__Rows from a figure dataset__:
——
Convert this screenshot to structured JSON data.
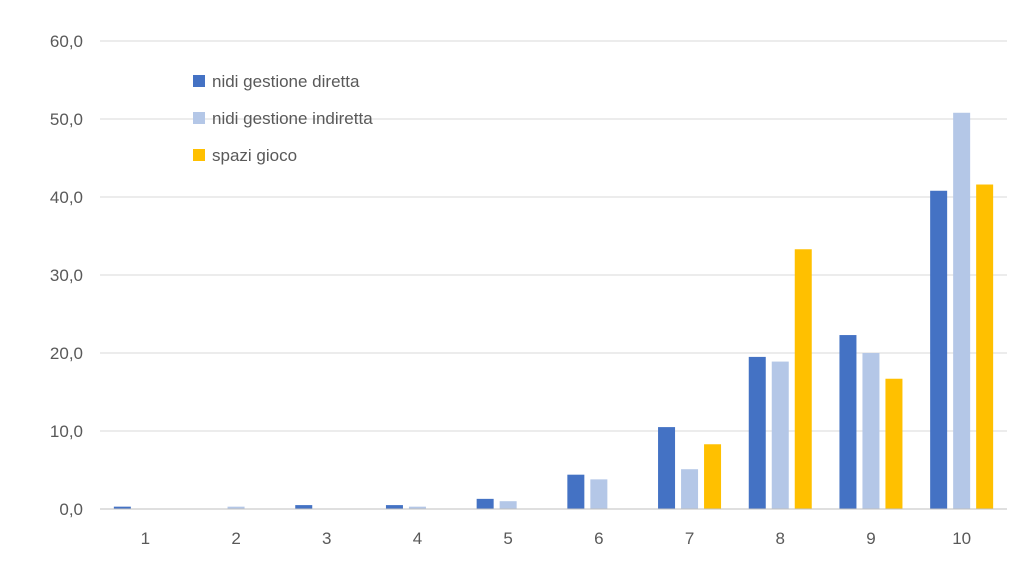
{
  "chart_data": {
    "type": "bar",
    "categories": [
      "1",
      "2",
      "3",
      "4",
      "5",
      "6",
      "7",
      "8",
      "9",
      "10"
    ],
    "series": [
      {
        "name": "nidi gestione diretta",
        "color": "#4472C4",
        "values": [
          0.3,
          0.0,
          0.5,
          0.5,
          1.3,
          4.4,
          10.5,
          19.5,
          22.3,
          40.8
        ]
      },
      {
        "name": "nidi gestione indiretta",
        "color": "#B4C7E7",
        "values": [
          0.0,
          0.3,
          0.0,
          0.3,
          1.0,
          3.8,
          5.1,
          18.9,
          20.0,
          50.8
        ]
      },
      {
        "name": "spazi gioco",
        "color": "#FFC000",
        "values": [
          0.0,
          0.0,
          0.0,
          0.0,
          0.0,
          0.0,
          8.3,
          33.3,
          16.7,
          41.6
        ]
      }
    ],
    "title": "",
    "xlabel": "",
    "ylabel": "",
    "ylim": [
      0,
      60
    ],
    "yticks": [
      "0,0",
      "10,0",
      "20,0",
      "30,0",
      "40,0",
      "50,0",
      "60,0"
    ],
    "grid": true,
    "legend_position": "top-left"
  }
}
——
__PROBLEM STATEMENT__:
Of all the lines above, how many contain the word "name"? Answer with only the number.

__EXERCISE ANSWER__:
3